Collected data
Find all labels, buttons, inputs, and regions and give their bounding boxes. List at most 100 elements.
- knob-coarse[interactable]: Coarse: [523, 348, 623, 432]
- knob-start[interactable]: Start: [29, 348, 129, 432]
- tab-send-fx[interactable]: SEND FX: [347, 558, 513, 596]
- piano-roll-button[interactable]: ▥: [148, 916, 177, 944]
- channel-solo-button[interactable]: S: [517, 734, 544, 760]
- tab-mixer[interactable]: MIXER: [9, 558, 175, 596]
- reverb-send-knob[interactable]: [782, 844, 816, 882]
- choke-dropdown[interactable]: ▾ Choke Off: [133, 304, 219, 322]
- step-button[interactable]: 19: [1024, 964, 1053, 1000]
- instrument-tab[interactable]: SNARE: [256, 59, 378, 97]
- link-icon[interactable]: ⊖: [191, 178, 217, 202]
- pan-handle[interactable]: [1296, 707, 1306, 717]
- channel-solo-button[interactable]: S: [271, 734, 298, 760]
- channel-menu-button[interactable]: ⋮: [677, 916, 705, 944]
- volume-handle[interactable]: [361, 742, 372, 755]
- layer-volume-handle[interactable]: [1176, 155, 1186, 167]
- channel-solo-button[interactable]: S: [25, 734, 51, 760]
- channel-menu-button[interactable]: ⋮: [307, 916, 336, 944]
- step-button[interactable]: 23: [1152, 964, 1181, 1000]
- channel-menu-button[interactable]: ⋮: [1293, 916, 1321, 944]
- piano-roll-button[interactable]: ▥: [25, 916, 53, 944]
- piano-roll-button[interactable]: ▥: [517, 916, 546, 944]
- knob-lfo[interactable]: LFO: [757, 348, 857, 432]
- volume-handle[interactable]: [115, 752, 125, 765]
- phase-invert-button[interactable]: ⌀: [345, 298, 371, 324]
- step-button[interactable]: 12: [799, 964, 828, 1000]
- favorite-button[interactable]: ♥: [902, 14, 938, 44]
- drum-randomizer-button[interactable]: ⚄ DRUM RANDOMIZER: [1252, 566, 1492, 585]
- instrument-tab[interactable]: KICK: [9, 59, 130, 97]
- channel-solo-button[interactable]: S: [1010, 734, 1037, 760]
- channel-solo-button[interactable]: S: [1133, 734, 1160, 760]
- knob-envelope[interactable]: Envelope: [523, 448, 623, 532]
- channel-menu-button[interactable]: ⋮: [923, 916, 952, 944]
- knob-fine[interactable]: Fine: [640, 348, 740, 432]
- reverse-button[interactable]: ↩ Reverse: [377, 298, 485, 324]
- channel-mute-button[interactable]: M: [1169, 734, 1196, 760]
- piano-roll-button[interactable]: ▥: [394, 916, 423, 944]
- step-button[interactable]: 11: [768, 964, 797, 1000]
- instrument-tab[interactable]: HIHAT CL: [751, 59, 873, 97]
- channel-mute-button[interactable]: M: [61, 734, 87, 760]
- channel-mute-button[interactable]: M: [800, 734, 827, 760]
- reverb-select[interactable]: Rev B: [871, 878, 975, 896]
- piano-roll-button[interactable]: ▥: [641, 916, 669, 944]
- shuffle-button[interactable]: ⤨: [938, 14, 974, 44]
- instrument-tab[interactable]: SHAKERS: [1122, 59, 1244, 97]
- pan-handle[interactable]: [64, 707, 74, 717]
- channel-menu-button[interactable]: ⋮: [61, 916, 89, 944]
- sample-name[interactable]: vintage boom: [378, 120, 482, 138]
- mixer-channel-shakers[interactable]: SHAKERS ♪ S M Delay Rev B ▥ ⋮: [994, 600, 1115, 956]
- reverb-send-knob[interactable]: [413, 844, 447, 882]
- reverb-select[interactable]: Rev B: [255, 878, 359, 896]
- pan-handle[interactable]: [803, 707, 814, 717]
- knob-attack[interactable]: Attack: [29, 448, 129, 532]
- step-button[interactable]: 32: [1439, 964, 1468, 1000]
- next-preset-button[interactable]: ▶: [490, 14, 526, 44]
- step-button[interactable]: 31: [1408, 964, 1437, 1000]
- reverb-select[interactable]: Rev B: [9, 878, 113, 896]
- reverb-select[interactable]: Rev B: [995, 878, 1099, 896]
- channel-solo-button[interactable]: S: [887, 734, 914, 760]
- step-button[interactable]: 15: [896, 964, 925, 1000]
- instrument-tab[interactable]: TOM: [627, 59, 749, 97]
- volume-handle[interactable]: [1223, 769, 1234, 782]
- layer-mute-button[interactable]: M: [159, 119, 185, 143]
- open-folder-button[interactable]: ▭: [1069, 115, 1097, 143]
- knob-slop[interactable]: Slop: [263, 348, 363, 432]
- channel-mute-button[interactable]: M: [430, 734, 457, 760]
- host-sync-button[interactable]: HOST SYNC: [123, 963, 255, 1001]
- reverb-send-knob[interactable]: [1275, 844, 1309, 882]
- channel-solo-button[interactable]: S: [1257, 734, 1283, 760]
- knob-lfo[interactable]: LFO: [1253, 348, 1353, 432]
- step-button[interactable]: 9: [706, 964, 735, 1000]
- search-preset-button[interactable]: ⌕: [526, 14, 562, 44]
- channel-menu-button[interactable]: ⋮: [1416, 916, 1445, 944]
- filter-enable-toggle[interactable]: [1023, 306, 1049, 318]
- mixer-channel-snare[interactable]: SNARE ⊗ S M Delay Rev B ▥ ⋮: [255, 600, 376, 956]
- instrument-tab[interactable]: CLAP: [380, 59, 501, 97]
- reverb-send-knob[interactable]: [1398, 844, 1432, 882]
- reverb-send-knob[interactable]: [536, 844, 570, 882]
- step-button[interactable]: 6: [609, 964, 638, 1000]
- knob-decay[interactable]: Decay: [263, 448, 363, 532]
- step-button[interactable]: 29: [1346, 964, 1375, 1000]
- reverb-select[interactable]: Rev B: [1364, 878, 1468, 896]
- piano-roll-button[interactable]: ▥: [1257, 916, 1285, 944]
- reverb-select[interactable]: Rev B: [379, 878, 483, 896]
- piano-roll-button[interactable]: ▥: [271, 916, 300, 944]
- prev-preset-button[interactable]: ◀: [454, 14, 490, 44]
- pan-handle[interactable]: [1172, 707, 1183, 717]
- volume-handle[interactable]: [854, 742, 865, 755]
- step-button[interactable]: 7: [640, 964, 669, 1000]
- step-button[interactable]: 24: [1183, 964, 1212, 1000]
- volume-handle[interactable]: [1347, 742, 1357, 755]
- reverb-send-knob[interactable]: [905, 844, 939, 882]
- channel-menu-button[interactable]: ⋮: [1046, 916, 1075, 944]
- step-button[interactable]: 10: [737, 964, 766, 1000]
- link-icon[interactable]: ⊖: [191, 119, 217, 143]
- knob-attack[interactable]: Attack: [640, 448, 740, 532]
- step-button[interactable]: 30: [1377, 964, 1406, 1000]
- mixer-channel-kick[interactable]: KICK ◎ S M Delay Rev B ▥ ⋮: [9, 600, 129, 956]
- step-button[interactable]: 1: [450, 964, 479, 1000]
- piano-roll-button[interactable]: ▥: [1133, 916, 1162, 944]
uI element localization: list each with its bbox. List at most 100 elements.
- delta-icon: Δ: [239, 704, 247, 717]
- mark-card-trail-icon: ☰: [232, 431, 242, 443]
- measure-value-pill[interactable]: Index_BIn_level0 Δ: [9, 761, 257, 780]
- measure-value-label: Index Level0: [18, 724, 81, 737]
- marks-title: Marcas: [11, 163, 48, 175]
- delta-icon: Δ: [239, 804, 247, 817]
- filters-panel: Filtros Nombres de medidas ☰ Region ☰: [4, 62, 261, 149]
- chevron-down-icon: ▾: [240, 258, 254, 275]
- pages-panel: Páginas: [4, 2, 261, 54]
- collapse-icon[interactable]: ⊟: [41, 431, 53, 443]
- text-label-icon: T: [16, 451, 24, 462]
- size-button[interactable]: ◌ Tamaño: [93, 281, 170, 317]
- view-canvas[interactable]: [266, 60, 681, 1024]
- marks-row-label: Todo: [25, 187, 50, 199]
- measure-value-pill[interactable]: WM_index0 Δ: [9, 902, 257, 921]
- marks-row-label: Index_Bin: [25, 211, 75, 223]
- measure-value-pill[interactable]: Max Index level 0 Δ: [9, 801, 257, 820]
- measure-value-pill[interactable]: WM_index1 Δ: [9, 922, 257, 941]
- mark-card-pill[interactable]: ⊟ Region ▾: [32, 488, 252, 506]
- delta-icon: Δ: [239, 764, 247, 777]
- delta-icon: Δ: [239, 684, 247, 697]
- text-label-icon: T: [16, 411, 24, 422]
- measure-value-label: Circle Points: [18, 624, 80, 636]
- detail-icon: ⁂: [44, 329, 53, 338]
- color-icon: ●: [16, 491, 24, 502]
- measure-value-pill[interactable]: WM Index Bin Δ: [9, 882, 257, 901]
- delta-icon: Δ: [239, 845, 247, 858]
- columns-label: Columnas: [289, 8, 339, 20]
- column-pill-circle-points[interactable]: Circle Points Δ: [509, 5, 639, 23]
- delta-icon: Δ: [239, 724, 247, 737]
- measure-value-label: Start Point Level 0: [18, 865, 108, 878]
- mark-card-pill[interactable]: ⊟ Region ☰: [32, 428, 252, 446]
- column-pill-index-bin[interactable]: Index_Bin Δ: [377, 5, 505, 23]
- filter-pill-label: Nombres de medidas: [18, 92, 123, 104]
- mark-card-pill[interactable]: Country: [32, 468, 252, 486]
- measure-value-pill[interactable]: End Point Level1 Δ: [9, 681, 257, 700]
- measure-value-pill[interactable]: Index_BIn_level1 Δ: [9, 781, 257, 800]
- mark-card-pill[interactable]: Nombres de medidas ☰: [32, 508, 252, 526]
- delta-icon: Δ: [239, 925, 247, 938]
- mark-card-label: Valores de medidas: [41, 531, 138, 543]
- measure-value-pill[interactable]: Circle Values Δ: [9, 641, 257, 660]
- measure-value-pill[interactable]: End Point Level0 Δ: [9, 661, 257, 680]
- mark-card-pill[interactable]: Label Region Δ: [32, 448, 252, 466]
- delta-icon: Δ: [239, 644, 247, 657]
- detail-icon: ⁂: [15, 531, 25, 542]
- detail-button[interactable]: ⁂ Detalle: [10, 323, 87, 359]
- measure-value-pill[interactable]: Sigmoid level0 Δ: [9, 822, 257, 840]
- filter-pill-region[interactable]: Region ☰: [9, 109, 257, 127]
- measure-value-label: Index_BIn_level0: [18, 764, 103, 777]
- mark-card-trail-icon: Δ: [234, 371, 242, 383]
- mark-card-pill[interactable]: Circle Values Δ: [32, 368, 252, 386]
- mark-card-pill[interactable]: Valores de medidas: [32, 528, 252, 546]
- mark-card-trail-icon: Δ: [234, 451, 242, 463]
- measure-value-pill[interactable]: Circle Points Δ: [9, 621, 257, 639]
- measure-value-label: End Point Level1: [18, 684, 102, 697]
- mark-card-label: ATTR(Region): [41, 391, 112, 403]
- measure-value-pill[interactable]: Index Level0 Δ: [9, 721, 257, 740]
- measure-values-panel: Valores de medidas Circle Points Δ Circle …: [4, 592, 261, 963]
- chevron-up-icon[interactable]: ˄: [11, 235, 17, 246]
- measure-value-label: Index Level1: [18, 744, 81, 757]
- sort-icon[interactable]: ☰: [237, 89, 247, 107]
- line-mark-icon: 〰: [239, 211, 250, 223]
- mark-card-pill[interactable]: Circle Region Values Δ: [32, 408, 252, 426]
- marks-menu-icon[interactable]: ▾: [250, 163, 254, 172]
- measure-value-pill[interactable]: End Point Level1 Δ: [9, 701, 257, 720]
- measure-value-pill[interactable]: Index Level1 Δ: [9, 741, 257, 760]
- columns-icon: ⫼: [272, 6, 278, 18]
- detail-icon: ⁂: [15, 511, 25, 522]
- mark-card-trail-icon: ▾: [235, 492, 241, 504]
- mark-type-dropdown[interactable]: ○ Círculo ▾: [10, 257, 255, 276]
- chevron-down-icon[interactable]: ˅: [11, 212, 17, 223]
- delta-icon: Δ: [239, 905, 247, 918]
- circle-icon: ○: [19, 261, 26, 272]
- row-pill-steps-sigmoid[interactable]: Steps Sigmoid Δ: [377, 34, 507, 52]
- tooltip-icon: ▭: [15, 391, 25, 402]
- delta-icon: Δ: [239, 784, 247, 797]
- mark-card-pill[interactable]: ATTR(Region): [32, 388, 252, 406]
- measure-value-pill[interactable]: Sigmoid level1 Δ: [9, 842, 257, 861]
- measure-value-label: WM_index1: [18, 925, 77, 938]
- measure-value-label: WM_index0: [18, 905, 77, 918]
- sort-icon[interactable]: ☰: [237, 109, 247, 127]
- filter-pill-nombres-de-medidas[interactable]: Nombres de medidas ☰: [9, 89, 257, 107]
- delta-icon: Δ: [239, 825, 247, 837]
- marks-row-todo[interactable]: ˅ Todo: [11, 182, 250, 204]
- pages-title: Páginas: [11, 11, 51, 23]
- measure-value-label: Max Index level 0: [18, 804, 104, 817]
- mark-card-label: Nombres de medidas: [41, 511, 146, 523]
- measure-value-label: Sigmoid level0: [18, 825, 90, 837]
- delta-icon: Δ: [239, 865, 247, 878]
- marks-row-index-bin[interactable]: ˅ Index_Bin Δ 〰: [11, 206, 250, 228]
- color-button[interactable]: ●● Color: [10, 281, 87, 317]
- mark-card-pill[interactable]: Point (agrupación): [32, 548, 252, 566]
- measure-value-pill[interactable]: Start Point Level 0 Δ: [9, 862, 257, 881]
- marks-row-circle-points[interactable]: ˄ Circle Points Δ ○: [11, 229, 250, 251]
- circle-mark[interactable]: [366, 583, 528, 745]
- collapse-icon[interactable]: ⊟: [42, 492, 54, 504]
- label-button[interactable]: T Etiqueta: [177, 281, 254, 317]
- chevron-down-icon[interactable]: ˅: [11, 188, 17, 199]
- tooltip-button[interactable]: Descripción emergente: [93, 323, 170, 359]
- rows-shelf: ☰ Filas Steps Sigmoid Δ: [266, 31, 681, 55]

YOUR GOAL
Could you edit the material from its first line up to and including the line with "- channel-solo-button[interactable]: S: [1133, 734, 1160, 760]", swapping every "piano-roll-button" for "piano-roll-toggle" and leaving the rest untouched?

RESULT
Find all labels, buttons, inputs, and regions and give their bounding boxes. List at most 100 elements.
- knob-coarse[interactable]: Coarse: [523, 348, 623, 432]
- knob-start[interactable]: Start: [29, 348, 129, 432]
- tab-send-fx[interactable]: SEND FX: [347, 558, 513, 596]
- piano-roll-toggle[interactable]: ▥: [148, 916, 177, 944]
- channel-solo-button[interactable]: S: [517, 734, 544, 760]
- tab-mixer[interactable]: MIXER: [9, 558, 175, 596]
- reverb-send-knob[interactable]: [782, 844, 816, 882]
- choke-dropdown[interactable]: ▾ Choke Off: [133, 304, 219, 322]
- step-button[interactable]: 19: [1024, 964, 1053, 1000]
- instrument-tab[interactable]: SNARE: [256, 59, 378, 97]
- link-icon[interactable]: ⊖: [191, 178, 217, 202]
- pan-handle[interactable]: [1296, 707, 1306, 717]
- channel-solo-button[interactable]: S: [271, 734, 298, 760]
- channel-menu-button[interactable]: ⋮: [677, 916, 705, 944]
- volume-handle[interactable]: [361, 742, 372, 755]
- layer-volume-handle[interactable]: [1176, 155, 1186, 167]
- channel-solo-button[interactable]: S: [25, 734, 51, 760]
- channel-menu-button[interactable]: ⋮: [307, 916, 336, 944]
- step-button[interactable]: 23: [1152, 964, 1181, 1000]
- channel-menu-button[interactable]: ⋮: [1293, 916, 1321, 944]
- piano-roll-toggle[interactable]: ▥: [25, 916, 53, 944]
- piano-roll-toggle[interactable]: ▥: [517, 916, 546, 944]
- knob-lfo[interactable]: LFO: [757, 348, 857, 432]
- volume-handle[interactable]: [115, 752, 125, 765]
- phase-invert-button[interactable]: ⌀: [345, 298, 371, 324]
- step-button[interactable]: 12: [799, 964, 828, 1000]
- favorite-button[interactable]: ♥: [902, 14, 938, 44]
- drum-randomizer-button[interactable]: ⚄ DRUM RANDOMIZER: [1252, 566, 1492, 585]
- instrument-tab[interactable]: KICK: [9, 59, 130, 97]
- channel-solo-button[interactable]: S: [1010, 734, 1037, 760]
- channel-solo-button[interactable]: S: [1133, 734, 1160, 760]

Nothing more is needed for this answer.